A block of data:
..............................
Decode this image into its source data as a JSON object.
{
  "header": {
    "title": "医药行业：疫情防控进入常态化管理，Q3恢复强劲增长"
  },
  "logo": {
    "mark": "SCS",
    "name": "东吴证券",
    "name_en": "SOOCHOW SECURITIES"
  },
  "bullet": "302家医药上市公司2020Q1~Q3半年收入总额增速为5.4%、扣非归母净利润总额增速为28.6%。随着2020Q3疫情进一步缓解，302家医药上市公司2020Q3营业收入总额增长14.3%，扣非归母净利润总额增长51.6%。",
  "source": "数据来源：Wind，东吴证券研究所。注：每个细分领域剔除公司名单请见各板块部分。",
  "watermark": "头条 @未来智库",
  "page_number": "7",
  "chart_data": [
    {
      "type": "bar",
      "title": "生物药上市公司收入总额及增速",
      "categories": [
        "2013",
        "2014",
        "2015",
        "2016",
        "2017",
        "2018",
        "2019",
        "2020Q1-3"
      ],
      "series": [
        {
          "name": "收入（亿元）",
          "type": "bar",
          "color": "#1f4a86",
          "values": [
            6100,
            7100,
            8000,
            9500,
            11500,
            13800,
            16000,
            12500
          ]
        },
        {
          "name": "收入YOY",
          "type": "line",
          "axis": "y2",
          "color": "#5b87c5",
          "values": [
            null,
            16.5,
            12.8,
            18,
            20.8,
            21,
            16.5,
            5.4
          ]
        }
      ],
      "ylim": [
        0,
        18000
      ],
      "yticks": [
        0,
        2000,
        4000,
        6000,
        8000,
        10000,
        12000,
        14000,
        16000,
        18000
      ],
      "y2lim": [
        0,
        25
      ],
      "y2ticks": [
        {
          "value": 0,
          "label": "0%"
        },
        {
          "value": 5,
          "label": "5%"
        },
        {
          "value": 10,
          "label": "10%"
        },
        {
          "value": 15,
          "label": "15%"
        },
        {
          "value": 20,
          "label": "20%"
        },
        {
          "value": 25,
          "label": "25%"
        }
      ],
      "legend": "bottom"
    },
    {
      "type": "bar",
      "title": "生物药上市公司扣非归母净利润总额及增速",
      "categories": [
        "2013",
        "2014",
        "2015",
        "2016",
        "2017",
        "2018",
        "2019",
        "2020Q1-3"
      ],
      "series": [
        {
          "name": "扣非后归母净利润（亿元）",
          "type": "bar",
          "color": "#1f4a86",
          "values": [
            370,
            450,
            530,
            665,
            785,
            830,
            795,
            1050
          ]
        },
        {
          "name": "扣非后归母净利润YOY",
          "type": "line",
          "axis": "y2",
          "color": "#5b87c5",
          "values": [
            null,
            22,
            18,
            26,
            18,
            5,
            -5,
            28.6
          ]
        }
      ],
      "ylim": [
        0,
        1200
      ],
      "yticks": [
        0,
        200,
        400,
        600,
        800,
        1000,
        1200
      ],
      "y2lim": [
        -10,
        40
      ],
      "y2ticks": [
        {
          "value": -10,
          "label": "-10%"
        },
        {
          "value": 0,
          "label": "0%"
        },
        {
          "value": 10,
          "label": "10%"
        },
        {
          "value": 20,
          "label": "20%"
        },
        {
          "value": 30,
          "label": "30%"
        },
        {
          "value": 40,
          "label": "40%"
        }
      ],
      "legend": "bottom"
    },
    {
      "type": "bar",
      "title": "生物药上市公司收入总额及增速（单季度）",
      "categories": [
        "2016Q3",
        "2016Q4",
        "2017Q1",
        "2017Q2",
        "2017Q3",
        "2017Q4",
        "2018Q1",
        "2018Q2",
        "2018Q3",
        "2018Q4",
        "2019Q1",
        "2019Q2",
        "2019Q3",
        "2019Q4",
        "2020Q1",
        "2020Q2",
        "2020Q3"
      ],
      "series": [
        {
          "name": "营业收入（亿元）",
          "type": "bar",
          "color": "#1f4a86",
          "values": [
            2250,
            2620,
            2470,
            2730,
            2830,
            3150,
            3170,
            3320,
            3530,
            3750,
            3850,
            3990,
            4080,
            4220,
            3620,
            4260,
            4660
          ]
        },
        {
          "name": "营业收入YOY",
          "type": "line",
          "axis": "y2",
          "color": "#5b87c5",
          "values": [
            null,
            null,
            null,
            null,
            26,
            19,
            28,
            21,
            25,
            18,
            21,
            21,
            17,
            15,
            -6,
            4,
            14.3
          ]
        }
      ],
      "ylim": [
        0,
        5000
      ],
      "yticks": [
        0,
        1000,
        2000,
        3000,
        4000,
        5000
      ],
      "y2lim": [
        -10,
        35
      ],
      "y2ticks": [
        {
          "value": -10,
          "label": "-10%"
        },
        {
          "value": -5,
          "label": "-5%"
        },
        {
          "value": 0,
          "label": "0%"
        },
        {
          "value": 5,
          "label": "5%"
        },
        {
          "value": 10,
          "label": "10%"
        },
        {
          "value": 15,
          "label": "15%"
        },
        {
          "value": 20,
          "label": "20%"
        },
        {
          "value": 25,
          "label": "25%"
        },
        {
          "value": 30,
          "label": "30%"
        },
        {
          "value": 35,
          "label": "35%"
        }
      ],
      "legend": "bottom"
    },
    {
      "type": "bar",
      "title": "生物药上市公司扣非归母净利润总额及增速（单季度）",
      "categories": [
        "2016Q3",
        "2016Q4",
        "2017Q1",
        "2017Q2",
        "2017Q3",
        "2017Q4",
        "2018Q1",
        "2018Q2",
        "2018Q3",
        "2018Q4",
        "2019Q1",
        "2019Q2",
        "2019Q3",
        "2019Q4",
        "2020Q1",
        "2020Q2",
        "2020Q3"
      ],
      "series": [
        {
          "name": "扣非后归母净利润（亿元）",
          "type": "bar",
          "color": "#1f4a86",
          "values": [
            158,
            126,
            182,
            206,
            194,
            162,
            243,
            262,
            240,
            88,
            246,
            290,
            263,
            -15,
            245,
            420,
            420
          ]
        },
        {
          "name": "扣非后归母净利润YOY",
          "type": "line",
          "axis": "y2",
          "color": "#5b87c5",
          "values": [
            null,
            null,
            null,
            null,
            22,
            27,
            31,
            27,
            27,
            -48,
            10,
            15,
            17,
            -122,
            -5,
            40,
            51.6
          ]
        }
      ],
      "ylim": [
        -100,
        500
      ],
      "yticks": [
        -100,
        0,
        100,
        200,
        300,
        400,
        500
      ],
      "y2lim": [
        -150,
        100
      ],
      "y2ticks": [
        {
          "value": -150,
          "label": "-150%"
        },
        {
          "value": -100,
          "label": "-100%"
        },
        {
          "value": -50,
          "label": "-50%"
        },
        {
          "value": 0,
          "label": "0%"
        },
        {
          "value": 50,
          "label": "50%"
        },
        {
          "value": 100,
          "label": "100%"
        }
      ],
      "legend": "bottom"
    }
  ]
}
..............................
> **Set problem**: Print the complete listing again, exactly as it stands.

> **Task response**:
Decode this image into its source data as a JSON object.
{
  "header": {
    "title": "医药行业：疫情防控进入常态化管理，Q3恢复强劲增长"
  },
  "logo": {
    "mark": "SCS",
    "name": "东吴证券",
    "name_en": "SOOCHOW SECURITIES"
  },
  "bullet": "302家医药上市公司2020Q1~Q3半年收入总额增速为5.4%、扣非归母净利润总额增速为28.6%。随着2020Q3疫情进一步缓解，302家医药上市公司2020Q3营业收入总额增长14.3%，扣非归母净利润总额增长51.6%。",
  "source": "数据来源：Wind，东吴证券研究所。注：每个细分领域剔除公司名单请见各板块部分。",
  "watermark": "头条 @未来智库",
  "page_number": "7",
  "chart_data": [
    {
      "type": "bar",
      "title": "生物药上市公司收入总额及增速",
      "categories": [
        "2013",
        "2014",
        "2015",
        "2016",
        "2017",
        "2018",
        "2019",
        "2020Q1-3"
      ],
      "series": [
        {
          "name": "收入（亿元）",
          "type": "bar",
          "color": "#1f4a86",
          "values": [
            6100,
            7100,
            8000,
            9500,
            11500,
            13800,
            16000,
            12500
          ]
        },
        {
          "name": "收入YOY",
          "type": "line",
          "axis": "y2",
          "color": "#5b87c5",
          "values": [
            null,
            16.5,
            12.8,
            18,
            20.8,
            21,
            16.5,
            5.4
          ]
        }
      ],
      "ylim": [
        0,
        18000
      ],
      "yticks": [
        0,
        2000,
        4000,
        6000,
        8000,
        10000,
        12000,
        14000,
        16000,
        18000
      ],
      "y2lim": [
        0,
        25
      ],
      "y2ticks": [
        {
          "value": 0,
          "label": "0%"
        },
        {
          "value": 5,
          "label": "5%"
        },
        {
          "value": 10,
          "label": "10%"
        },
        {
          "value": 15,
          "label": "15%"
        },
        {
          "value": 20,
          "label": "20%"
        },
        {
          "value": 25,
          "label": "25%"
        }
      ],
      "legend": "bottom"
    },
    {
      "type": "bar",
      "title": "生物药上市公司扣非归母净利润总额及增速",
      "categories": [
        "2013",
        "2014",
        "2015",
        "2016",
        "2017",
        "2018",
        "2019",
        "2020Q1-3"
      ],
      "series": [
        {
          "name": "扣非后归母净利润（亿元）",
          "type": "bar",
          "color": "#1f4a86",
          "values": [
            370,
            450,
            530,
            665,
            785,
            830,
            795,
            1050
          ]
        },
        {
          "name": "扣非后归母净利润YOY",
          "type": "line",
          "axis": "y2",
          "color": "#5b87c5",
          "values": [
            null,
            22,
            18,
            26,
            18,
            5,
            -5,
            28.6
          ]
        }
      ],
      "ylim": [
        0,
        1200
      ],
      "yticks": [
        0,
        200,
        400,
        600,
        800,
        1000,
        1200
      ],
      "y2lim": [
        -10,
        40
      ],
      "y2ticks": [
        {
          "value": -10,
          "label": "-10%"
        },
        {
          "value": 0,
          "label": "0%"
        },
        {
          "value": 10,
          "label": "10%"
        },
        {
          "value": 20,
          "label": "20%"
        },
        {
          "value": 30,
          "label": "30%"
        },
        {
          "value": 40,
          "label": "40%"
        }
      ],
      "legend": "bottom"
    },
    {
      "type": "bar",
      "title": "生物药上市公司收入总额及增速（单季度）",
      "categories": [
        "2016Q3",
        "2016Q4",
        "2017Q1",
        "2017Q2",
        "2017Q3",
        "2017Q4",
        "2018Q1",
        "2018Q2",
        "2018Q3",
        "2018Q4",
        "2019Q1",
        "2019Q2",
        "2019Q3",
        "2019Q4",
        "2020Q1",
        "2020Q2",
        "2020Q3"
      ],
      "series": [
        {
          "name": "营业收入（亿元）",
          "type": "bar",
          "color": "#1f4a86",
          "values": [
            2250,
            2620,
            2470,
            2730,
            2830,
            3150,
            3170,
            3320,
            3530,
            3750,
            3850,
            3990,
            4080,
            4220,
            3620,
            4260,
            4660
          ]
        },
        {
          "name": "营业收入YOY",
          "type": "line",
          "axis": "y2",
          "color": "#5b87c5",
          "values": [
            null,
            null,
            null,
            null,
            26,
            19,
            28,
            21,
            25,
            18,
            21,
            21,
            17,
            15,
            -6,
            4,
            14.3
          ]
        }
      ],
      "ylim": [
        0,
        5000
      ],
      "yticks": [
        0,
        1000,
        2000,
        3000,
        4000,
        5000
      ],
      "y2lim": [
        -10,
        35
      ],
      "y2ticks": [
        {
          "value": -10,
          "label": "-10%"
        },
        {
          "value": -5,
          "label": "-5%"
        },
        {
          "value": 0,
          "label": "0%"
        },
        {
          "value": 5,
          "label": "5%"
        },
        {
          "value": 10,
          "label": "10%"
        },
        {
          "value": 15,
          "label": "15%"
        },
        {
          "value": 20,
          "label": "20%"
        },
        {
          "value": 25,
          "label": "25%"
        },
        {
          "value": 30,
          "label": "30%"
        },
        {
          "value": 35,
          "label": "35%"
        }
      ],
      "legend": "bottom"
    },
    {
      "type": "bar",
      "title": "生物药上市公司扣非归母净利润总额及增速（单季度）",
      "categories": [
        "2016Q3",
        "2016Q4",
        "2017Q1",
        "2017Q2",
        "2017Q3",
        "2017Q4",
        "2018Q1",
        "2018Q2",
        "2018Q3",
        "2018Q4",
        "2019Q1",
        "2019Q2",
        "2019Q3",
        "2019Q4",
        "2020Q1",
        "2020Q2",
        "2020Q3"
      ],
      "series": [
        {
          "name": "扣非后归母净利润（亿元）",
          "type": "bar",
          "color": "#1f4a86",
          "values": [
            158,
            126,
            182,
            206,
            194,
            162,
            243,
            262,
            240,
            88,
            246,
            290,
            263,
            -15,
            245,
            420,
            420
          ]
        },
        {
          "name": "扣非后归母净利润YOY",
          "type": "line",
          "axis": "y2",
          "color": "#5b87c5",
          "values": [
            null,
            null,
            null,
            null,
            22,
            27,
            31,
            27,
            27,
            -48,
            10,
            15,
            17,
            -122,
            -5,
            40,
            51.6
          ]
        }
      ],
      "ylim": [
        -100,
        500
      ],
      "yticks": [
        -100,
        0,
        100,
        200,
        300,
        400,
        500
      ],
      "y2lim": [
        -150,
        100
      ],
      "y2ticks": [
        {
          "value": -150,
          "label": "-150%"
        },
        {
          "value": -100,
          "label": "-100%"
        },
        {
          "value": -50,
          "label": "-50%"
        },
        {
          "value": 0,
          "label": "0%"
        },
        {
          "value": 50,
          "label": "50%"
        },
        {
          "value": 100,
          "label": "100%"
        }
      ],
      "legend": "bottom"
    }
  ]
}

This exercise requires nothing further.